DIRECTIONS FOR THIS TASK -> Every entry that follows needs to be repeated exactly.

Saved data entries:
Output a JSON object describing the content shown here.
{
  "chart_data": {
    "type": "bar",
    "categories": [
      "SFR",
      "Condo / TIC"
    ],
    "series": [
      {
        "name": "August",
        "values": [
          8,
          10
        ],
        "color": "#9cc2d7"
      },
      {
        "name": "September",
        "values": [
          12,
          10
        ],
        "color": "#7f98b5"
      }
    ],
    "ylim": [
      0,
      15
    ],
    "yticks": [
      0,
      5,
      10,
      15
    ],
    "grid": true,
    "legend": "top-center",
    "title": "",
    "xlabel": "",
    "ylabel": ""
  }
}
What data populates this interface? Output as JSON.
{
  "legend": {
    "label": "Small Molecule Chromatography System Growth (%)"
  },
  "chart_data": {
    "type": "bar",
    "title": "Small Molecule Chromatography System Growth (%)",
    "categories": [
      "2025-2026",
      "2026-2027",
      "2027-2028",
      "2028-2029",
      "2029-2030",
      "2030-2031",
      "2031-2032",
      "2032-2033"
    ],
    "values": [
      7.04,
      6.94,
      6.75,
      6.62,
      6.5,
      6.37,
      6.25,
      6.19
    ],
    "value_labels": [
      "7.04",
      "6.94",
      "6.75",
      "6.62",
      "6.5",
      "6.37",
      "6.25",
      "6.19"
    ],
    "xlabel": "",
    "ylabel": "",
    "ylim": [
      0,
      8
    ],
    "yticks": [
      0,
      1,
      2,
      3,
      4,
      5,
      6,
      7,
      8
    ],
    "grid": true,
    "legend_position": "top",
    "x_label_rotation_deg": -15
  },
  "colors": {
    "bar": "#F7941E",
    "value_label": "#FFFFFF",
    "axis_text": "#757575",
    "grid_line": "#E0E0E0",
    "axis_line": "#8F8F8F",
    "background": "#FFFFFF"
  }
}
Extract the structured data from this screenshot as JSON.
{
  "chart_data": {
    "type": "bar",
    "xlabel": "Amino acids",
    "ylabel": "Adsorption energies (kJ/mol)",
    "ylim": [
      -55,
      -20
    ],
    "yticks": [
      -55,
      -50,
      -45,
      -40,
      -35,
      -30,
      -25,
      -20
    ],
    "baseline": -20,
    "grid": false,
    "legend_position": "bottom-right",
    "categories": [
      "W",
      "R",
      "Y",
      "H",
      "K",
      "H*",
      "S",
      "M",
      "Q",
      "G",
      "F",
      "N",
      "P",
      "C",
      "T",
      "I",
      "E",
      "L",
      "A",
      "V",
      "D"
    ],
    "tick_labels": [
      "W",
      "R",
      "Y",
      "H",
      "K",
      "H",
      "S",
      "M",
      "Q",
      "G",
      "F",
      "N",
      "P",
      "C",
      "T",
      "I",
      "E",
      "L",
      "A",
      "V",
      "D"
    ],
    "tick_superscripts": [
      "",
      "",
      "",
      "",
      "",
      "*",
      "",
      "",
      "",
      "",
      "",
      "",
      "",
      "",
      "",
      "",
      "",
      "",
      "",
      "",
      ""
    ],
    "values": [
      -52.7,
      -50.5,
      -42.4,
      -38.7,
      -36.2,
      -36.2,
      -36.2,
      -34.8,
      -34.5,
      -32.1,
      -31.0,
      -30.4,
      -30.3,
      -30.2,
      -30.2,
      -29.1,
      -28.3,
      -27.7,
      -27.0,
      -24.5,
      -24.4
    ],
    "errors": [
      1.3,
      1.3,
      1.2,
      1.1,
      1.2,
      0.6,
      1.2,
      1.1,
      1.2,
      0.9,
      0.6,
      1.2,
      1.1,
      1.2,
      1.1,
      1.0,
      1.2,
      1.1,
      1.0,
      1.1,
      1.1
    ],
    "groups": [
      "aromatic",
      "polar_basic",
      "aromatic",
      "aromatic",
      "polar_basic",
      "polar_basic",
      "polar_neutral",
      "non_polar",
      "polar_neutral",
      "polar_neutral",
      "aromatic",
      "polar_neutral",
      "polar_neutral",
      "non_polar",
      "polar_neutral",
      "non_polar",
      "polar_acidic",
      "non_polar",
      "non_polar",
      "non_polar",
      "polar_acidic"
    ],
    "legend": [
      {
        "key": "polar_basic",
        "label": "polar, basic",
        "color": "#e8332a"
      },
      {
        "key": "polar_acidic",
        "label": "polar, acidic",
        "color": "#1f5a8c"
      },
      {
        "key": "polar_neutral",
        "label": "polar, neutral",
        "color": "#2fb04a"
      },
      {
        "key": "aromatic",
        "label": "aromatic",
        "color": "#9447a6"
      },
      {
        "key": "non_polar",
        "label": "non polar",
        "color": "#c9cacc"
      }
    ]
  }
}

ANSWER TO THE EXERCISE ->
Output a JSON object describing the content shown here.
{
  "chart_data": {
    "type": "bar",
    "categories": [
      "SFR",
      "Condo / TIC"
    ],
    "series": [
      {
        "name": "August",
        "values": [
          8,
          10
        ],
        "color": "#9cc2d7"
      },
      {
        "name": "September",
        "values": [
          12,
          10
        ],
        "color": "#7f98b5"
      }
    ],
    "ylim": [
      0,
      15
    ],
    "yticks": [
      0,
      5,
      10,
      15
    ],
    "grid": true,
    "legend": "top-center",
    "title": "",
    "xlabel": "",
    "ylabel": ""
  }
}
What data populates this interface? Output as JSON.
{
  "legend": {
    "label": "Small Molecule Chromatography System Growth (%)"
  },
  "chart_data": {
    "type": "bar",
    "title": "Small Molecule Chromatography System Growth (%)",
    "categories": [
      "2025-2026",
      "2026-2027",
      "2027-2028",
      "2028-2029",
      "2029-2030",
      "2030-2031",
      "2031-2032",
      "2032-2033"
    ],
    "values": [
      7.04,
      6.94,
      6.75,
      6.62,
      6.5,
      6.37,
      6.25,
      6.19
    ],
    "value_labels": [
      "7.04",
      "6.94",
      "6.75",
      "6.62",
      "6.5",
      "6.37",
      "6.25",
      "6.19"
    ],
    "xlabel": "",
    "ylabel": "",
    "ylim": [
      0,
      8
    ],
    "yticks": [
      0,
      1,
      2,
      3,
      4,
      5,
      6,
      7,
      8
    ],
    "grid": true,
    "legend_position": "top",
    "x_label_rotation_deg": -15
  },
  "colors": {
    "bar": "#F7941E",
    "value_label": "#FFFFFF",
    "axis_text": "#757575",
    "grid_line": "#E0E0E0",
    "axis_line": "#8F8F8F",
    "background": "#FFFFFF"
  }
}
Extract the structured data from this screenshot as JSON.
{
  "chart_data": {
    "type": "bar",
    "xlabel": "Amino acids",
    "ylabel": "Adsorption energies (kJ/mol)",
    "ylim": [
      -55,
      -20
    ],
    "yticks": [
      -55,
      -50,
      -45,
      -40,
      -35,
      -30,
      -25,
      -20
    ],
    "baseline": -20,
    "grid": false,
    "legend_position": "bottom-right",
    "categories": [
      "W",
      "R",
      "Y",
      "H",
      "K",
      "H*",
      "S",
      "M",
      "Q",
      "G",
      "F",
      "N",
      "P",
      "C",
      "T",
      "I",
      "E",
      "L",
      "A",
      "V",
      "D"
    ],
    "tick_labels": [
      "W",
      "R",
      "Y",
      "H",
      "K",
      "H",
      "S",
      "M",
      "Q",
      "G",
      "F",
      "N",
      "P",
      "C",
      "T",
      "I",
      "E",
      "L",
      "A",
      "V",
      "D"
    ],
    "tick_superscripts": [
      "",
      "",
      "",
      "",
      "",
      "*",
      "",
      "",
      "",
      "",
      "",
      "",
      "",
      "",
      "",
      "",
      "",
      "",
      "",
      "",
      ""
    ],
    "values": [
      -52.7,
      -50.5,
      -42.4,
      -38.7,
      -36.2,
      -36.2,
      -36.2,
      -34.8,
      -34.5,
      -32.1,
      -31.0,
      -30.4,
      -30.3,
      -30.2,
      -30.2,
      -29.1,
      -28.3,
      -27.7,
      -27.0,
      -24.5,
      -24.4
    ],
    "errors": [
      1.3,
      1.3,
      1.2,
      1.1,
      1.2,
      0.6,
      1.2,
      1.1,
      1.2,
      0.9,
      0.6,
      1.2,
      1.1,
      1.2,
      1.1,
      1.0,
      1.2,
      1.1,
      1.0,
      1.1,
      1.1
    ],
    "groups": [
      "aromatic",
      "polar_basic",
      "aromatic",
      "aromatic",
      "polar_basic",
      "polar_basic",
      "polar_neutral",
      "non_polar",
      "polar_neutral",
      "polar_neutral",
      "aromatic",
      "polar_neutral",
      "polar_neutral",
      "non_polar",
      "polar_neutral",
      "non_polar",
      "polar_acidic",
      "non_polar",
      "non_polar",
      "non_polar",
      "polar_acidic"
    ],
    "legend": [
      {
        "key": "polar_basic",
        "label": "polar, basic",
        "color": "#e8332a"
      },
      {
        "key": "polar_acidic",
        "label": "polar, acidic",
        "color": "#1f5a8c"
      },
      {
        "key": "polar_neutral",
        "label": "polar, neutral",
        "color": "#2fb04a"
      },
      {
        "key": "aromatic",
        "label": "aromatic",
        "color": "#9447a6"
      },
      {
        "key": "non_polar",
        "label": "non polar",
        "color": "#c9cacc"
      }
    ]
  }
}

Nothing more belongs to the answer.